Ronald Augusto: Il miglior (des) fabbro 3: nota semi-explicativa para a poesia de 1 e 2.

 

*

Como tenho dito
leio poesia como Jung ensinou

E estamos falando aqui da poesia de um certo Ronald Augusto

...

Bem, quanto a ler outros grandes autores, sempre entrei armado
de muita crítica, muito estudo alheio

Assim, Pound era sempre fácil
Outros poetas, eram fáceis mesmo, mesmo uns grandes, como cummings e Leminski

Ronald é grande
e Ronald é difícil
e protesto contra o quase silêncio da crítica sobre a sua poesia

PORQUE há esse ss
na poesia de Ronald entro como em uma selva fechada

uma selva que assume, em certo sentido,
a marca do pós-moderno

outra coisa que ninguém me definiu a gosto

e contra isso não protesto
apenas respondo com silêncio

...

Por que chamo Ronald desfabro?
seria o seu trabalho um destrabalho, caótico, work in progress?

──────

Exercício proposto
Transcreva, sem nenhuma alteração, a parte do trecho sobre a poesia de Ronald Augusto que vai de "outra coisa que" a "work in progress?".

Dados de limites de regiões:
──────

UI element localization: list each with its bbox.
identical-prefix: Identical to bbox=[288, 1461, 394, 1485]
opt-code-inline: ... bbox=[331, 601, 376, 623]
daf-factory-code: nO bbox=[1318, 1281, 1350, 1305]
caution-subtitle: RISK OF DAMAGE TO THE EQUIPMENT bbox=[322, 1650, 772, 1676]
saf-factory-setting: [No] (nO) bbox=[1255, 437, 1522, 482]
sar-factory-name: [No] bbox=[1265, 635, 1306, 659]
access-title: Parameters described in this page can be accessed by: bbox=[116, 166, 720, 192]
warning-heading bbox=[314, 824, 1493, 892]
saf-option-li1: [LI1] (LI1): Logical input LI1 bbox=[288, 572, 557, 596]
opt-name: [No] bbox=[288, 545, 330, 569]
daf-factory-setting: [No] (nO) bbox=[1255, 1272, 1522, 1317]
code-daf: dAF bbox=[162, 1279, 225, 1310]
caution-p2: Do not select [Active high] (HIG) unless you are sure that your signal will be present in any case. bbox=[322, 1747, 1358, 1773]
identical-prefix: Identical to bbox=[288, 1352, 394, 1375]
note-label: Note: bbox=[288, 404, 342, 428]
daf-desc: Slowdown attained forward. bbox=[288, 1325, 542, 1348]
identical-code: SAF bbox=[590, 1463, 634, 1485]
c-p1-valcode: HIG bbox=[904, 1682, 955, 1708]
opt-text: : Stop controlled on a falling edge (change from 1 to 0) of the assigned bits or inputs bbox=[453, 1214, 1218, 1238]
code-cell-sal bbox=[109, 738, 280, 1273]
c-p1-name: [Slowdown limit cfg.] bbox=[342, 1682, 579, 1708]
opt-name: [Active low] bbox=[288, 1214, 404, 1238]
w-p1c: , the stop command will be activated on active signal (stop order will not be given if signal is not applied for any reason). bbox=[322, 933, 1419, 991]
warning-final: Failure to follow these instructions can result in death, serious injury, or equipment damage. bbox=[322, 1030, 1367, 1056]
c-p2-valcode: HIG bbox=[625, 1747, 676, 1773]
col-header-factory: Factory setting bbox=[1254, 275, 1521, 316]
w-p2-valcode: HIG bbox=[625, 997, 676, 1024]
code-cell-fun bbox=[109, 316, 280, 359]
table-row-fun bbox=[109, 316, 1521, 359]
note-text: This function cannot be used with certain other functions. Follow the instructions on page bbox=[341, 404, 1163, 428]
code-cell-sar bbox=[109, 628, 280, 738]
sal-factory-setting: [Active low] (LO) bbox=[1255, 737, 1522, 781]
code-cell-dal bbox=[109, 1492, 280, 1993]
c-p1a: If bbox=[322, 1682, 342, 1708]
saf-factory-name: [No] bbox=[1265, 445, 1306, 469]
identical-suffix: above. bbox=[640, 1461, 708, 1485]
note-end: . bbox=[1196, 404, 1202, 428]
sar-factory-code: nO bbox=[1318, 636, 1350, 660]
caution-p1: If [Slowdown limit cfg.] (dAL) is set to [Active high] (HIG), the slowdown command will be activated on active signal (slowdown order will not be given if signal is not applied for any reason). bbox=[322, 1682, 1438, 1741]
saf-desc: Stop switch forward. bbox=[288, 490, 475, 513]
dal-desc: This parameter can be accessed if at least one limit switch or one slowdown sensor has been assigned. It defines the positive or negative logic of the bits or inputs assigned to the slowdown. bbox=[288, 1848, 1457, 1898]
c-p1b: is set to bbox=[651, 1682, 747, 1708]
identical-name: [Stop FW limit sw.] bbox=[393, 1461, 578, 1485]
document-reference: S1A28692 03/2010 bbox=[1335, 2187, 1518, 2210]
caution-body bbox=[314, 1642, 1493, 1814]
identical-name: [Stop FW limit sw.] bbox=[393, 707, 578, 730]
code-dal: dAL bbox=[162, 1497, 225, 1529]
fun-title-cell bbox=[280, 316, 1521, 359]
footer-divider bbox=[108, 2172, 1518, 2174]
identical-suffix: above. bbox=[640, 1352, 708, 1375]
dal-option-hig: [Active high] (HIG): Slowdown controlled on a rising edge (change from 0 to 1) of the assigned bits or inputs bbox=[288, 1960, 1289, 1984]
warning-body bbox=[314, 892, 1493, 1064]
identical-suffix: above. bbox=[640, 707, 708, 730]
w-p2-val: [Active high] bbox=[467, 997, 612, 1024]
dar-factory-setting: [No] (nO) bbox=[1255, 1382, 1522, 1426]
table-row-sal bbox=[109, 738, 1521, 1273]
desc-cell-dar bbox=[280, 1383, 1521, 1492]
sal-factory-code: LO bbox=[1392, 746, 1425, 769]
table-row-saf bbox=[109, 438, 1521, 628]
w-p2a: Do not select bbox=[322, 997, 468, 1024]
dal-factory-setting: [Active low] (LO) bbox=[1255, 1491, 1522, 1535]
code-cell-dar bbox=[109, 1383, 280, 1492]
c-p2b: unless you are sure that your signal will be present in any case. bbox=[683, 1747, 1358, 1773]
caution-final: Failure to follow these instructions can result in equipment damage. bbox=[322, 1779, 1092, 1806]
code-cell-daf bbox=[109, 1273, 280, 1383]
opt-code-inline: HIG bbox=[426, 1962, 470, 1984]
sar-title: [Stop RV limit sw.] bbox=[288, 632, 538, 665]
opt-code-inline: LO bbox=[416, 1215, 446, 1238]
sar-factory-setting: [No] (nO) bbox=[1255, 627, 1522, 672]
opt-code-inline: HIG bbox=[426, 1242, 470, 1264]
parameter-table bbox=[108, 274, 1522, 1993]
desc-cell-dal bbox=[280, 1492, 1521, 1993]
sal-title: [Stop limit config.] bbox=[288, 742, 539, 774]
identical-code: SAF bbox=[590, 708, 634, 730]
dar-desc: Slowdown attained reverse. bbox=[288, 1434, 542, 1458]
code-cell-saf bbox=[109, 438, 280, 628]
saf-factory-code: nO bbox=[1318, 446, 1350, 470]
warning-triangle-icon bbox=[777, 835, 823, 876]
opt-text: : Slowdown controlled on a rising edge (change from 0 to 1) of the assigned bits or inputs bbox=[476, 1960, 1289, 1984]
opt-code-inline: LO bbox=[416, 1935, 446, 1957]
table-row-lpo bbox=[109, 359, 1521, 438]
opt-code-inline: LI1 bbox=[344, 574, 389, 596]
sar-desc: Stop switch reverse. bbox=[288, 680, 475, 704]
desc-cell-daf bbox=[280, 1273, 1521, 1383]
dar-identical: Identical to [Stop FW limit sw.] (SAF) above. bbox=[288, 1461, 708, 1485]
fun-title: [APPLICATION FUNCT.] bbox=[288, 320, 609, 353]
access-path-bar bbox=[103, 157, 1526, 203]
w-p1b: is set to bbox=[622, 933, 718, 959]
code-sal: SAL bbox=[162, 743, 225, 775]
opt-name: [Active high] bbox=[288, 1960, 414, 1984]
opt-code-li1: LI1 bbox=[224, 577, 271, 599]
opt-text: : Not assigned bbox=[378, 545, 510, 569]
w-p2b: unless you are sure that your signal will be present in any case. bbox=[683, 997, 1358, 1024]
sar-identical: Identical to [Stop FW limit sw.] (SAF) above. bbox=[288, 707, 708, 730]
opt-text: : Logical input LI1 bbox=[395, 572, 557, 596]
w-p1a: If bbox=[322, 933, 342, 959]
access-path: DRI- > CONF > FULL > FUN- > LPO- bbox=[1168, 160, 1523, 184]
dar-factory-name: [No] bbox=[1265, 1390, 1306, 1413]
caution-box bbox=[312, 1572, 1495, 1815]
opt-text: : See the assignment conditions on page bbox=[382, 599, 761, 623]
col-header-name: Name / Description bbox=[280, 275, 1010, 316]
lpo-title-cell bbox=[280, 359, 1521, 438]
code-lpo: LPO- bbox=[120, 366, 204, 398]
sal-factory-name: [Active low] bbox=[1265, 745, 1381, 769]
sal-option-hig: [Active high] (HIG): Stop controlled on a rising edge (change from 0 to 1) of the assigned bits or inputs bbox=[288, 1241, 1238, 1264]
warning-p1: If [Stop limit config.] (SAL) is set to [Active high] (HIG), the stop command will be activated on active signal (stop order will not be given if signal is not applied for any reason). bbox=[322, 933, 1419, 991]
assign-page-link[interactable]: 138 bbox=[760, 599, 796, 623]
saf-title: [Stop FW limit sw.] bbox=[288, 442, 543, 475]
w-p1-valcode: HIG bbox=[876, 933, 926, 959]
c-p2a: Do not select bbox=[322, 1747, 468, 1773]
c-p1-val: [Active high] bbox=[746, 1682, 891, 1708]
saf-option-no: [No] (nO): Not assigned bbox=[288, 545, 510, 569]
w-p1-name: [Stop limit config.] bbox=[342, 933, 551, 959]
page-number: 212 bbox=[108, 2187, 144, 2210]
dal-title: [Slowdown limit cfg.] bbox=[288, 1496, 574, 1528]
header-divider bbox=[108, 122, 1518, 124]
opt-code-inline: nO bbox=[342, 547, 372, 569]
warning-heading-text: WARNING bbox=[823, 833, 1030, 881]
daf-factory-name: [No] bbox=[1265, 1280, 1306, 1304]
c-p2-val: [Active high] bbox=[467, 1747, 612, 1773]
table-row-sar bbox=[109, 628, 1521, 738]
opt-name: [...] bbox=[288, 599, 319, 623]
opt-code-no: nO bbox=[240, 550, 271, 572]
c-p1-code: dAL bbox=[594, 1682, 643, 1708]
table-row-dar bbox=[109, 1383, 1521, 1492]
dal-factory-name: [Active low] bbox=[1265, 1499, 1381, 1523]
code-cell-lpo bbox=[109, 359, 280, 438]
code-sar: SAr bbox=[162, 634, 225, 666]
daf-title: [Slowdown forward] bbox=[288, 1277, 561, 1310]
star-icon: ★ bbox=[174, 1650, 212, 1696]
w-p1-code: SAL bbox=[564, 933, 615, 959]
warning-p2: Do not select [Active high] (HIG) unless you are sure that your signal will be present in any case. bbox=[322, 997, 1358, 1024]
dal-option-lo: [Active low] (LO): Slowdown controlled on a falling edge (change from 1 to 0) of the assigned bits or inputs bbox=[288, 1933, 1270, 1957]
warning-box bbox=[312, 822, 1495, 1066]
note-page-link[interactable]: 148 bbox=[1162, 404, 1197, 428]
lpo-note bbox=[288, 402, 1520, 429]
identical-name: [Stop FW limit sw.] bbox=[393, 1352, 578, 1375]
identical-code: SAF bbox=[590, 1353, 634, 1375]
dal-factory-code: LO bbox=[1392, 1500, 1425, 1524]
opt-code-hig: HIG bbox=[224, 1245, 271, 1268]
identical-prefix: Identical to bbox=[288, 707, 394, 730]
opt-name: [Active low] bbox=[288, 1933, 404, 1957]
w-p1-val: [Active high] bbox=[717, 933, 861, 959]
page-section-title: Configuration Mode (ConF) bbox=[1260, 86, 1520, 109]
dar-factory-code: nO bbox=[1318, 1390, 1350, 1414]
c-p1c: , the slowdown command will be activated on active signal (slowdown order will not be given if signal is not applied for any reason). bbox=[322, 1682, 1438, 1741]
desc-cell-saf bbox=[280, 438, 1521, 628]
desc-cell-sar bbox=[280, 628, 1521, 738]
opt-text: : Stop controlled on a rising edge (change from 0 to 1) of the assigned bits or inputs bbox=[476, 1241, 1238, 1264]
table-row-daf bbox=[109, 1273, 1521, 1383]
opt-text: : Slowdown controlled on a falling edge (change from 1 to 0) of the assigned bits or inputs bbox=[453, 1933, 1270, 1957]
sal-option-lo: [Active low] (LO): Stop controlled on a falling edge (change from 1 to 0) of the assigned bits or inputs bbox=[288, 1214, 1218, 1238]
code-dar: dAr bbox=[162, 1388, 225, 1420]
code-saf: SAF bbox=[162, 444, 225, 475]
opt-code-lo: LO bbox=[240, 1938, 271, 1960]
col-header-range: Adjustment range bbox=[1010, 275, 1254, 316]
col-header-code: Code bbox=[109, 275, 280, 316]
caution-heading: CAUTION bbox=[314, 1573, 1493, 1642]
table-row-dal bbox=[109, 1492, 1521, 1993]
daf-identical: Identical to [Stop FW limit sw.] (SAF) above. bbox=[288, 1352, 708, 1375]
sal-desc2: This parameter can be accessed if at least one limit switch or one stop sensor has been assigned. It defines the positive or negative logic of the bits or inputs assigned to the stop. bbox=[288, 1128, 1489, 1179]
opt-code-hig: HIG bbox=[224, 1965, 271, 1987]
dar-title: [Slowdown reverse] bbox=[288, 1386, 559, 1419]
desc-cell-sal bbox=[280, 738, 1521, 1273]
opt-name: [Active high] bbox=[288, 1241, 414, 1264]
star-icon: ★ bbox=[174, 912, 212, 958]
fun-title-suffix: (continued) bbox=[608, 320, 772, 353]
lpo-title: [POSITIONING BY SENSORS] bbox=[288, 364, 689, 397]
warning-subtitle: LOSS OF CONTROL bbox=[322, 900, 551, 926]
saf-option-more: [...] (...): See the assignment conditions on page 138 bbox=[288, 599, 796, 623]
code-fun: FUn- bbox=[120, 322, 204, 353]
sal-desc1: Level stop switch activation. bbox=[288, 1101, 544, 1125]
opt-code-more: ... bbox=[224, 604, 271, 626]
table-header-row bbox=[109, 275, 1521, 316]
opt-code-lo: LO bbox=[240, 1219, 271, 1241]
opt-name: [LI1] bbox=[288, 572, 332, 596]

──────

Resultado
outra coisa que ninguém me definiu a gosto

e contra isso não protesto
apenas respondo com silêncio

...

Por que chamo Ronald desfabro?
seria o seu trabalho um destrabalho, caótico, work in progress?